[[ Passage open ]]

A bank acting as an agent in a public offering of securities may be liable to investors under the Austrian Capital Market Act for damages caused by an incorrect or inaccurate statement contained in a prospectus, if the bank has grossly negligently not examined the contents of the prospectus. On the other hand, the investor has a statutory duty under general Austrian tort law to use all reasonable means to mitigate the damages incurred.
In a recent decision the Austrian Supreme Court (OGH) held that a bank is grossly negligent if it does not at least spot check the economic data provided by the issuer and it has reason to believe that the information provided might be incorrect. The liability of the bank is based on the reliance of the investor on the incorrect contents of the prospectus when making the investment decision. In that particular case the issue, (whether the data provided in the prospectus, which was misrepresented, had caused the insolvency of the issuer) was considered irrelevant by the Court.
The defendant, an Austrian bank, offered shares to the public on behalf of an Austrian issuer. Although the bank had access to the minutes of a board meeting, during which the unstable economic situation of the company was discussed, it did not even spot check the information received when publishing the prospectus.
The plaintiff, a non-institutional investor, purchased shares of the company relying on the contents of the prospectus, which indicated high growth. Within two years the company went bankrupt and the plaintiff claimed damages against the offering bank.
The Austrian Supreme Court also held that a non-institutional investor does not have to sell shares, once the share price starts to fall, especially if the rate has not fallen below the nominal value in order to meet its statutory obligation to minimize damages. According to the OGH the share price is influenced by a number of factors, which are not based on the performance of the company, such as rumours and the overall market sentiment. It is therefore generally not possible for a non-institutional investor to predict the insolvency of a company on the basis of share price movements, even if the media has reported losses.

[[ Passage closed ]]

▶ [Requirement]:
In the passage on the Austrian bank's prospectus liability, what was the plaintiff's status as an investor?

[[ Provided data open ]]

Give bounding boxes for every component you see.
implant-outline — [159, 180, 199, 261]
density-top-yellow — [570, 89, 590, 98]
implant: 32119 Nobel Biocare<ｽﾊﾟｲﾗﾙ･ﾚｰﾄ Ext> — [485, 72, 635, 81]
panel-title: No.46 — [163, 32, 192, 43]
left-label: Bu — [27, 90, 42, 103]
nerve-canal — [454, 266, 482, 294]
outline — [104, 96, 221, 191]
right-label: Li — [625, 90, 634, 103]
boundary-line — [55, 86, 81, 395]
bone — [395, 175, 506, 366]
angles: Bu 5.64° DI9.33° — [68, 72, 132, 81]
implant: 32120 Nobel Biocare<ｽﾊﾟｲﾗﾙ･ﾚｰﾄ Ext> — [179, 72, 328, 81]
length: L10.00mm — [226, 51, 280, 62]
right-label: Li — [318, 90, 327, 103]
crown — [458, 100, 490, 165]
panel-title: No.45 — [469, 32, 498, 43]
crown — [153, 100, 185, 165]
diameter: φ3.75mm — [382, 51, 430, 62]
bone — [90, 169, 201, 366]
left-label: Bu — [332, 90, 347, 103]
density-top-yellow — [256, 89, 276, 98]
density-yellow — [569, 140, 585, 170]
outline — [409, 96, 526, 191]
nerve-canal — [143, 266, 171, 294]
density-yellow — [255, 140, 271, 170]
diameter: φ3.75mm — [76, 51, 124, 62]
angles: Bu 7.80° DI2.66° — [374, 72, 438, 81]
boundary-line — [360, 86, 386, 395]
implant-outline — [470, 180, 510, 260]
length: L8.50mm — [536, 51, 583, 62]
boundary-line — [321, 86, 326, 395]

[[ Provided data closed ]]

▶ [The answer]:
The plaintiff was a non-institutional investor.